▶ [REQUIREMENTS]
Format the entries below as a Markdown table with the columns "Row" and "Entry": number each line in the first column and put the line itself in the second. Skip blank lines, and omit the pictures from the table.

▶ [PROVIDED ENTRIES]
══════════

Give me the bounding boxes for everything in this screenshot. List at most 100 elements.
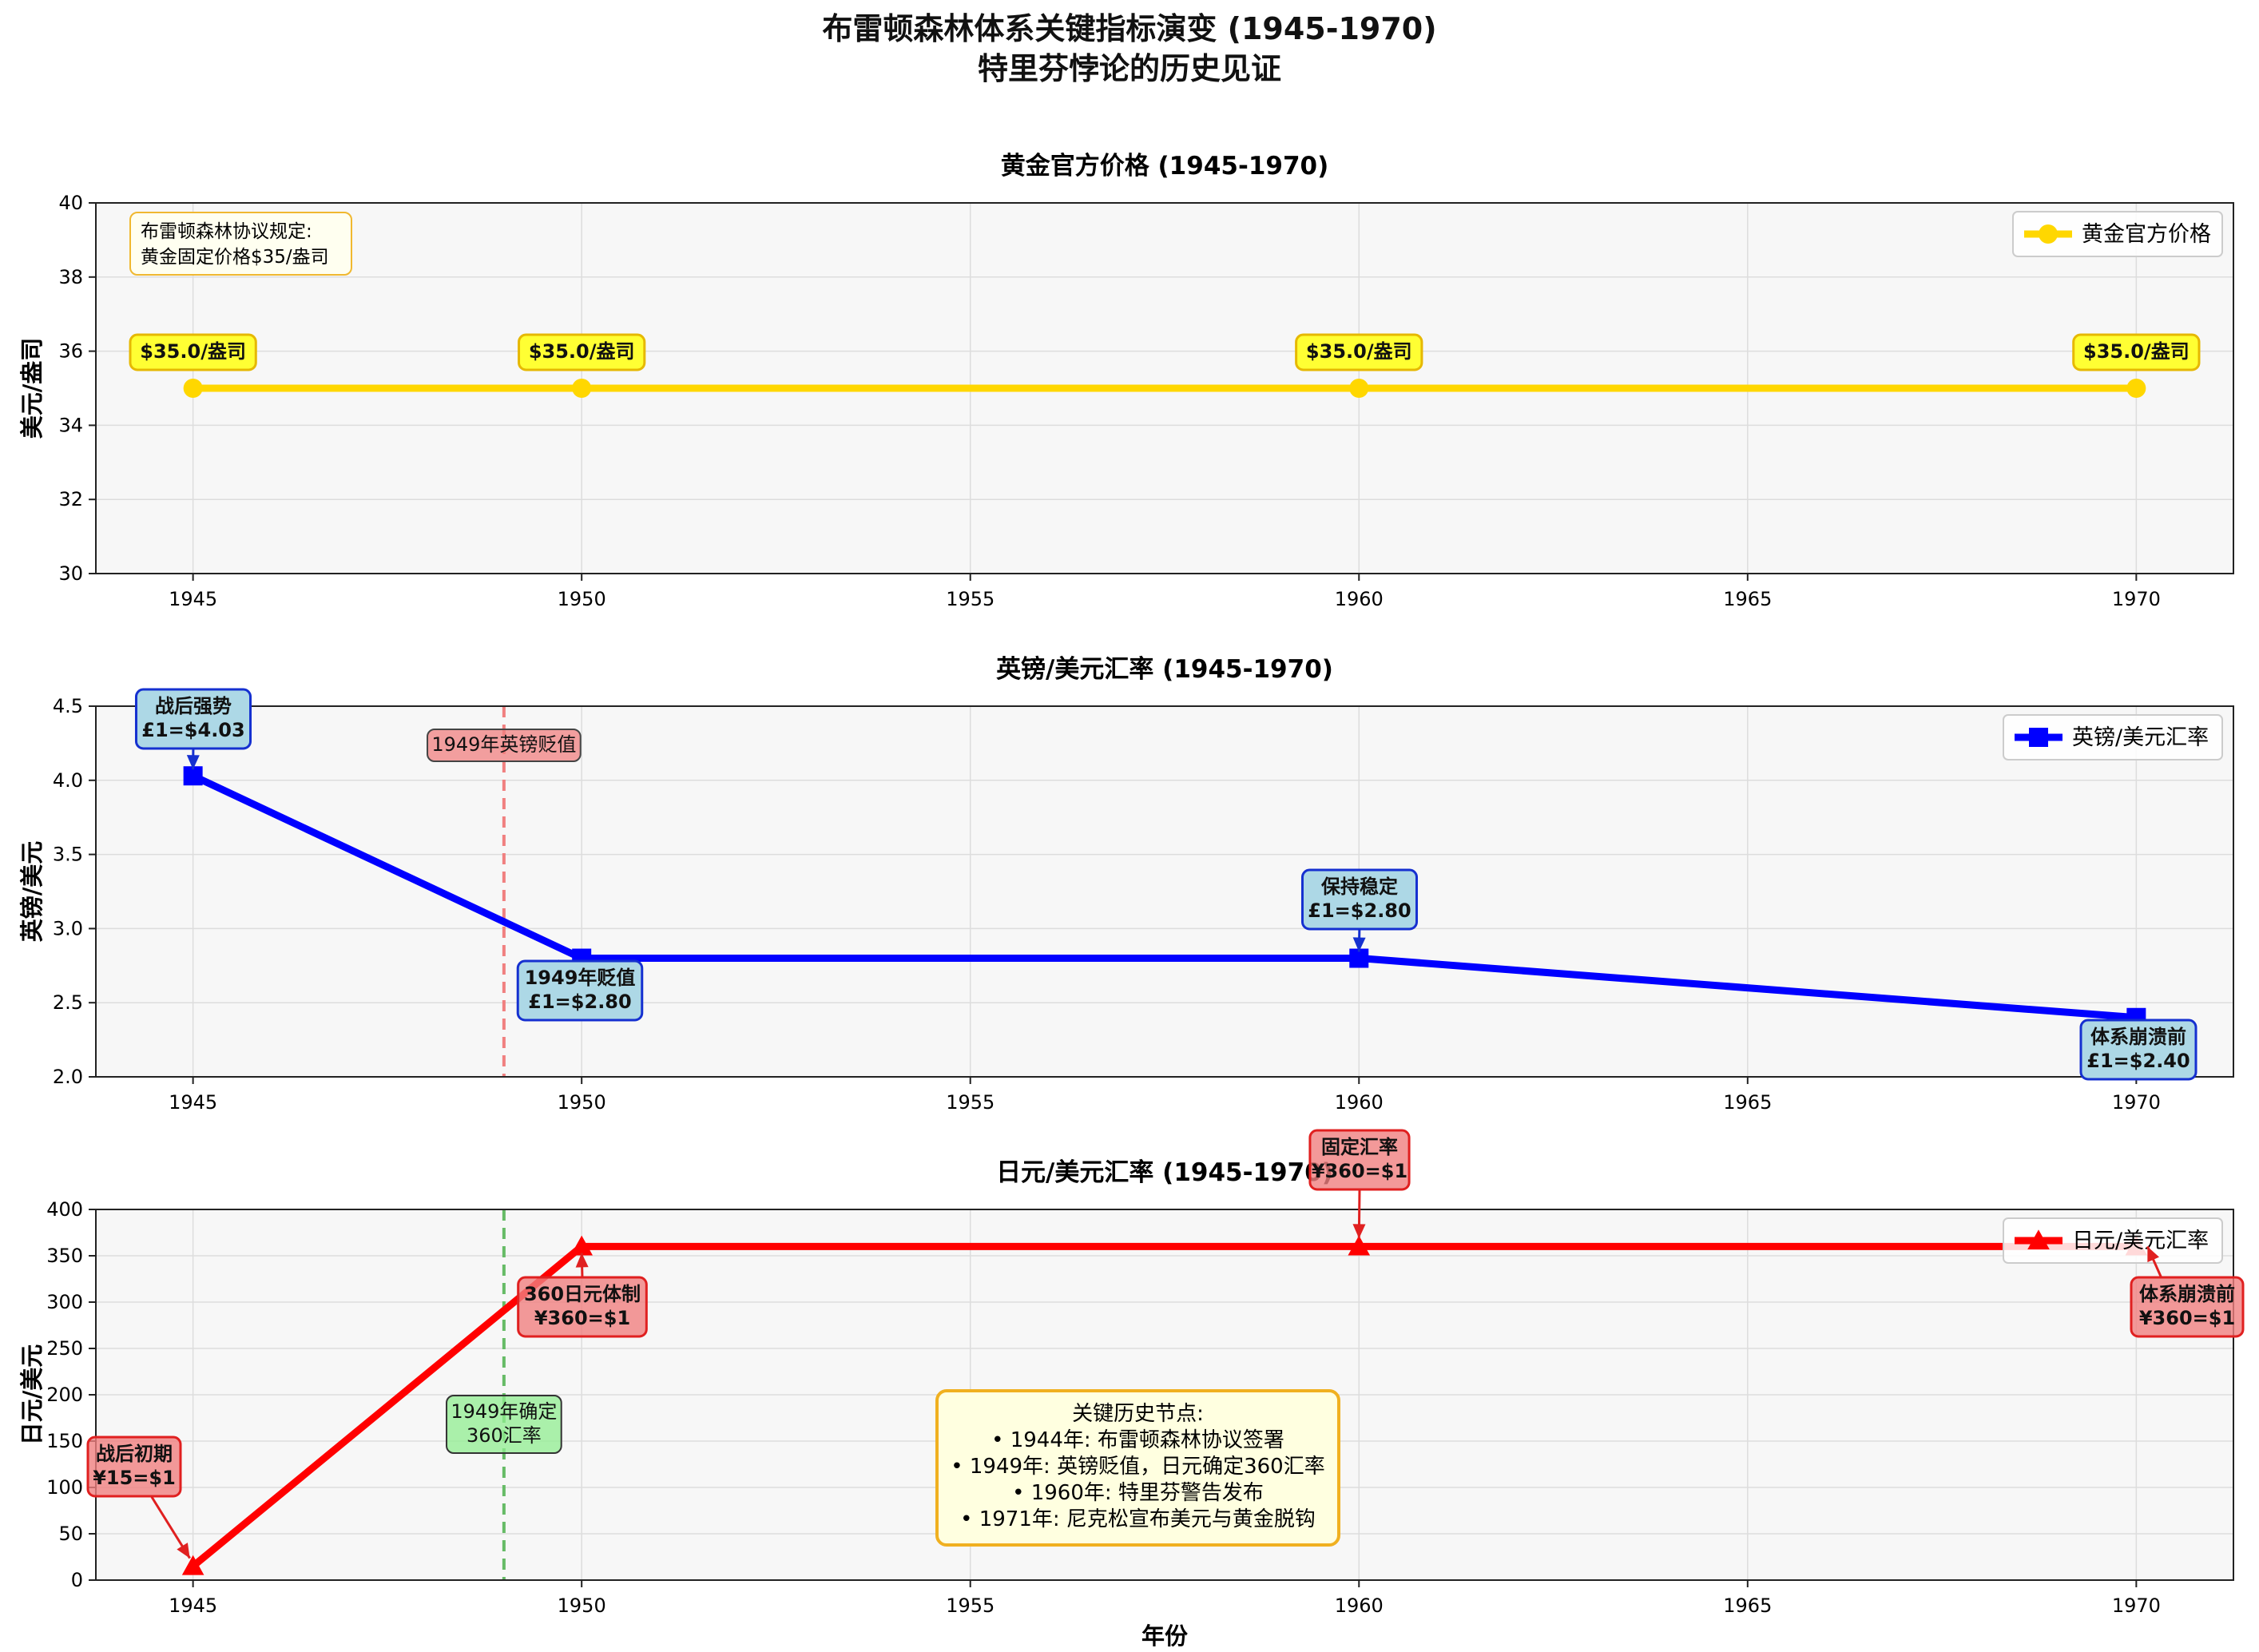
y-axis-label: 英镑/美元: [18, 841, 46, 943]
annotation-2-text: 360日元体制: [524, 1283, 641, 1305]
point-label: $35.0/盎司: [1295, 333, 1423, 371]
annotation-3-text: 保持稳定: [1320, 876, 1398, 898]
y-tick-label: 4.5: [53, 695, 83, 717]
annotation-2-text: 1949年贬值: [525, 967, 636, 989]
annotation-arrow-head: [575, 1253, 589, 1268]
point-label-box: [518, 333, 646, 371]
annotation-1-text: ¥15=$1: [93, 1467, 176, 1489]
info-line: • 1949年: 英镑贬值，日元确定360汇率: [951, 1455, 1324, 1479]
legend-marker: [2027, 1229, 2050, 1250]
note-line-1: 布雷顿森林协议规定:: [141, 221, 312, 242]
history-info-box: 关键历史节点:• 1944年: 布雷顿森林协议签署 • 1949年: 英镑贬值，日…: [935, 1389, 1340, 1547]
annotation-1-text: 战后初期: [96, 1443, 173, 1465]
y-tick-label: 250: [46, 1337, 83, 1360]
legend-marker: [2029, 728, 2048, 747]
annotation-3: 保持稳定£1=$2.80: [1300, 868, 1419, 931]
y-axis-label: 美元/盎司: [18, 338, 46, 439]
chart-panel-1: 1945 1950 1955 1960 1965 1970 30 32 34 36 38 40 黄金官方…: [18, 152, 2234, 610]
legend-label: 黄金官方价格: [2082, 222, 2211, 247]
vline-label: 1949年英镑贬值: [427, 729, 582, 762]
y-tick-label: 2.0: [53, 1066, 83, 1088]
chart-panel-2: 1945 1950 1955 1960 1965 1970 2.0 2.5 3.0 3.5 4.0 4…: [18, 655, 2234, 1114]
vline-label-box: [446, 1395, 562, 1454]
panel-title: 英镑/美元汇率 (1945-1970): [996, 655, 1333, 684]
annotation-3-box: [1308, 1129, 1411, 1191]
y-tick-label: 38: [58, 266, 83, 288]
y-tick-label: 350: [46, 1245, 83, 1267]
x-tick-label: 1955: [946, 588, 995, 610]
x-tick-label: 1960: [1335, 1594, 1384, 1617]
point-label: $35.0/盎司: [2072, 333, 2201, 371]
data-point: [572, 379, 592, 398]
x-tick-label: 1945: [169, 1091, 217, 1114]
y-tick-label: 3.0: [53, 917, 83, 939]
legend: 英镑/美元汇率: [2003, 714, 2223, 760]
y-tick-label: 36: [58, 340, 83, 363]
legend-frame: [2003, 714, 2223, 760]
x-axis-label: 年份: [1141, 1622, 1188, 1650]
note-box: 布雷顿森林协议规定: 黄金固定价格$35/盎司: [129, 212, 352, 276]
annotation-1-box: [134, 688, 252, 750]
annotation-2: 360日元体制¥360=$1: [517, 1276, 648, 1338]
data-point: [183, 379, 203, 398]
annotation-2-text: ¥360=$1: [534, 1307, 630, 1329]
x-tick-label: 1950: [558, 588, 606, 610]
annotation-4-text: £1=$2.40: [2086, 1050, 2190, 1072]
annotation-3-text: 固定汇率: [1321, 1136, 1398, 1158]
x-tick-label: 1970: [2112, 588, 2161, 610]
y-tick-label: 40: [58, 192, 83, 214]
series-line: [191, 772, 2137, 1022]
annotation-1-text: £1=$4.03: [141, 719, 244, 741]
y-tick-label: 34: [58, 414, 83, 436]
x-tick-label: 1960: [1335, 588, 1384, 610]
vline-label-box: [427, 729, 582, 762]
annotation-4-text: 体系崩溃前: [2139, 1283, 2235, 1305]
x-tick-label: 1960: [1335, 1091, 1384, 1114]
vline-label-text: 360汇率: [466, 1424, 542, 1447]
note-line-2: 黄金固定价格$35/盎司: [141, 247, 329, 268]
axes-frame: [95, 202, 2234, 574]
info-line: • 1960年: 特里芬警告发布: [1012, 1481, 1264, 1505]
x-tick-label: 1955: [946, 1594, 995, 1617]
annotation-arrow-head: [1352, 937, 1366, 952]
data-point: [2126, 379, 2146, 398]
info-line: 关键历史节点:: [1072, 1402, 1204, 1426]
data-point: [1348, 1235, 1371, 1256]
y-tick-label: 200: [46, 1384, 83, 1406]
point-label-box: [129, 333, 257, 371]
annotation-3-text: ¥360=$1: [1312, 1160, 1407, 1182]
point-label-text: $35.0/盎司: [529, 340, 635, 363]
annotation-2-box: [517, 1276, 648, 1338]
legend: 黄金官方价格: [2012, 211, 2223, 257]
y-tick-label: 100: [46, 1476, 83, 1499]
annotation-arrow-head: [1352, 1224, 1366, 1239]
annotation-3: 固定汇率¥360=$1: [1308, 1129, 1411, 1191]
x-tick-label: 1950: [558, 1594, 606, 1617]
info-frame: [935, 1389, 1340, 1547]
axes-frame: [95, 705, 2234, 1078]
annotation-arrow-head: [177, 1543, 190, 1559]
y-tick-label: 3.5: [53, 844, 83, 866]
data-point: [181, 1555, 204, 1575]
annotation-2: 1949年贬值£1=$2.80: [516, 959, 644, 1022]
point-label-box: [2072, 333, 2201, 371]
annotation-1: 战后强势£1=$4.03: [134, 688, 252, 750]
x-tick-label: 1945: [169, 1594, 217, 1617]
x-tick-label: 1945: [169, 588, 217, 610]
x-tick-label: 1965: [1723, 588, 1772, 610]
annotation-4-box: [2130, 1276, 2245, 1338]
annotation-2-text: £1=$2.80: [528, 991, 631, 1013]
data-point: [570, 1235, 593, 1256]
x-tick-label: 1965: [1723, 1091, 1772, 1114]
annotation-2-box: [516, 959, 644, 1022]
series-line: [190, 1242, 2137, 1570]
y-tick-label: 2.5: [53, 991, 83, 1014]
annotation-1-text: 战后强势: [155, 695, 232, 717]
point-label: $35.0/盎司: [129, 333, 257, 371]
point-label-box: [1295, 333, 1423, 371]
annotation-1: 战后初期¥15=$1: [86, 1436, 182, 1498]
panel-title: 日元/美元汇率 (1945-1970): [996, 1158, 1333, 1187]
point-label: $35.0/盎司: [518, 333, 646, 371]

══════════

▶ [THE REPLY]
| Row | Entry |
|---|---|
| 1 | Give me the bounding boxes for everything in this screenshot. List at most 100 elements. |
| 2 | y-axis-label: 英镑/美元: [18, 841, 46, 943] |
| 3 | annotation-2-text: 360日元体制: [524, 1283, 641, 1305] |
| 4 | point-label: $35.0/盎司: [1295, 333, 1423, 371] |
| 5 | annotation-3-text: 保持稳定: [1320, 876, 1398, 898] |
| 6 | y-tick-label: 4.5: [53, 695, 83, 717] |
| 7 | annotation-2-text: 1949年贬值: [525, 967, 636, 989] |
| 8 | annotation-arrow-head: [575, 1253, 589, 1268] |
| 9 | point-label-box: [518, 333, 646, 371] |
| 10 | annotation-1-text: ¥15=$1: [93, 1467, 176, 1489] |
| 11 | info-line: • 1949年: 英镑贬值，日元确定360汇率: [951, 1455, 1324, 1479] |
| 12 | legend-marker: [2027, 1229, 2050, 1250] |
| 13 | note-line-1: 布雷顿森林协议规定:: [141, 221, 312, 242] |
| 14 | history-info-box: 关键历史节点:• 1944年: 布雷顿森林协议签署 • 1949年: 英镑贬值，日…: [935, 1389, 1340, 1547] |
| 15 | annotation-1-text: 战后初期: [96, 1443, 173, 1465] |
| 16 | y-tick-label: 250: [46, 1337, 83, 1360] |
| 17 | legend-marker: [2029, 728, 2048, 747] |
| 18 | annotation-3: 保持稳定£1=$2.80: [1300, 868, 1419, 931] |
| 19 | y-axis-label: 美元/盎司: [18, 338, 46, 439] |
| 20 | chart-panel-1: 1945 1950 1955 1960 1965 1970 30 32 34 36 38 40 黄金官方…: [18, 152, 2234, 610] |
| 21 | legend-label: 黄金官方价格: [2082, 222, 2211, 247] |
| 22 | vline-label: 1949年英镑贬值: [427, 729, 582, 762] |
| 23 | y-tick-label: 2.0: [53, 1066, 83, 1088] |
| 24 | chart-panel-2: 1945 1950 1955 1960 1965 1970 2.0 2.5 3.0 3.5 4.0 4…: [18, 655, 2234, 1114] |
| 25 | vline-label-box: [446, 1395, 562, 1454] |
| 26 | panel-title: 英镑/美元汇率 (1945-1970): [996, 655, 1333, 684] |
| 27 | annotation-3-box: [1308, 1129, 1411, 1191] |
| 28 | y-tick-label: 38: [58, 266, 83, 288] |
| 29 | y-tick-label: 350: [46, 1245, 83, 1267] |
| 30 | x-tick-label: 1955: [946, 588, 995, 610] |
| 31 | x-tick-label: 1960: [1335, 1594, 1384, 1617] |
| 32 | point-label: $35.0/盎司: [2072, 333, 2201, 371] |
| 33 | data-point: [572, 379, 592, 398] |
| 34 | x-tick-label: 1945: [169, 1091, 217, 1114] |
| 35 | y-tick-label: 3.0: [53, 917, 83, 939] |
| 36 | legend: 英镑/美元汇率: [2003, 714, 2223, 760] |
| 37 | y-tick-label: 36: [58, 340, 83, 363] |
| 38 | legend-frame: [2003, 714, 2223, 760] |
| 39 | x-axis-label: 年份: [1141, 1622, 1188, 1650] |
| 40 | note-box: 布雷顿森林协议规定: 黄金固定价格$35/盎司: [129, 212, 352, 276] |
| 41 | annotation-1-box: [134, 688, 252, 750] |
| 42 | annotation-2: 360日元体制¥360=$1: [517, 1276, 648, 1338] |
| 43 | data-point: [183, 379, 203, 398] |
| 44 | annotation-2-text: ¥360=$1: [534, 1307, 630, 1329] |
| 45 | x-tick-label: 1950: [558, 588, 606, 610] |
| 46 | annotation-4-text: £1=$2.40: [2086, 1050, 2190, 1072] |
| 47 | annotation-3-text: 固定汇率: [1321, 1136, 1398, 1158] |
| 48 | x-tick-label: 1970: [2112, 588, 2161, 610] |
| 49 | y-tick-label: 40: [58, 192, 83, 214] |
| 50 | series-line: [191, 772, 2137, 1022] |
| 51 | annotation-1-text: £1=$4.03: [141, 719, 244, 741] |
| 52 | y-tick-label: 34: [58, 414, 83, 436] |
| 53 | x-tick-label: 1960: [1335, 588, 1384, 610] |
| 54 | vline-label-box: [427, 729, 582, 762] |
| 55 | annotation-4-text: 体系崩溃前: [2139, 1283, 2235, 1305] |
| 56 | x-tick-label: 1960: [1335, 1091, 1384, 1114] |
| 57 | vline-label-text: 360汇率: [466, 1424, 542, 1447] |
| 58 | note-line-2: 黄金固定价格$35/盎司: [141, 247, 329, 268] |
| 59 | axes-frame: [95, 202, 2234, 574] |
| 60 | info-line: • 1960年: 特里芬警告发布: [1012, 1481, 1264, 1505] |
| 61 | x-tick-label: 1955: [946, 1594, 995, 1617] |
| 62 | annotation-arrow-head: [1352, 937, 1366, 952] |
| 63 | data-point: [2126, 379, 2146, 398] |
| 64 | info-line: 关键历史节点:: [1072, 1402, 1204, 1426] |
| 65 | data-point: [1348, 1235, 1371, 1256] |
| 66 | y-tick-label: 200: [46, 1384, 83, 1406] |
| 67 | point-label-box: [129, 333, 257, 371] |
| 68 | annotation-3-text: ¥360=$1: [1312, 1160, 1407, 1182] |
| 69 | point-label-text: $35.0/盎司: [529, 340, 635, 363] |
| 70 | annotation-2-box: [517, 1276, 648, 1338] |
| 71 | legend: 黄金官方价格: [2012, 211, 2223, 257] |
| 72 | y-tick-label: 100: [46, 1476, 83, 1499] |
| 73 | annotation-arrow-head: [1352, 1224, 1366, 1239] |
| 74 | annotation-3: 固定汇率¥360=$1: [1308, 1129, 1411, 1191] |
| 75 | x-tick-label: 1950: [558, 1594, 606, 1617] |
| 76 | info-frame: [935, 1389, 1340, 1547] |
| 77 | axes-frame: [95, 705, 2234, 1078] |
| 78 | annotation-arrow-head: [177, 1543, 190, 1559] |
| 79 | y-tick-label: 3.5: [53, 844, 83, 866] |
| 80 | data-point: [181, 1555, 204, 1575] |
| 81 | annotation-2: 1949年贬值£1=$2.80: [516, 959, 644, 1022] |
| 82 | point-label-box: [2072, 333, 2201, 371] |
| 83 | annotation-1: 战后强势£1=$4.03: [134, 688, 252, 750] |
| 84 | x-tick-label: 1945: [169, 1594, 217, 1617] |
| 85 | x-tick-label: 1945: [169, 588, 217, 610] |
| 86 | x-tick-label: 1965: [1723, 588, 1772, 610] |
| 87 | annotation-4-box: [2130, 1276, 2245, 1338] |
| 88 | annotation-2-text: £1=$2.80: [528, 991, 631, 1013] |
| 89 | data-point: [570, 1235, 593, 1256] |
| 90 | x-tick-label: 1965: [1723, 1091, 1772, 1114] |
| 91 | annotation-2-box: [516, 959, 644, 1022] |
| 92 | series-line: [190, 1242, 2137, 1570] |
| 93 | y-tick-label: 2.5: [53, 991, 83, 1014] |
| 94 | annotation-1-text: 战后强势: [155, 695, 232, 717] |
| 95 | point-label: $35.0/盎司: [129, 333, 257, 371] |
| 96 | point-label-box: [1295, 333, 1423, 371] |
| 97 | annotation-1: 战后初期¥15=$1: [86, 1436, 182, 1498] |
| 98 | panel-title: 日元/美元汇率 (1945-1970): [996, 1158, 1333, 1187] |
| 99 | point-label: $35.0/盎司: [518, 333, 646, 371] |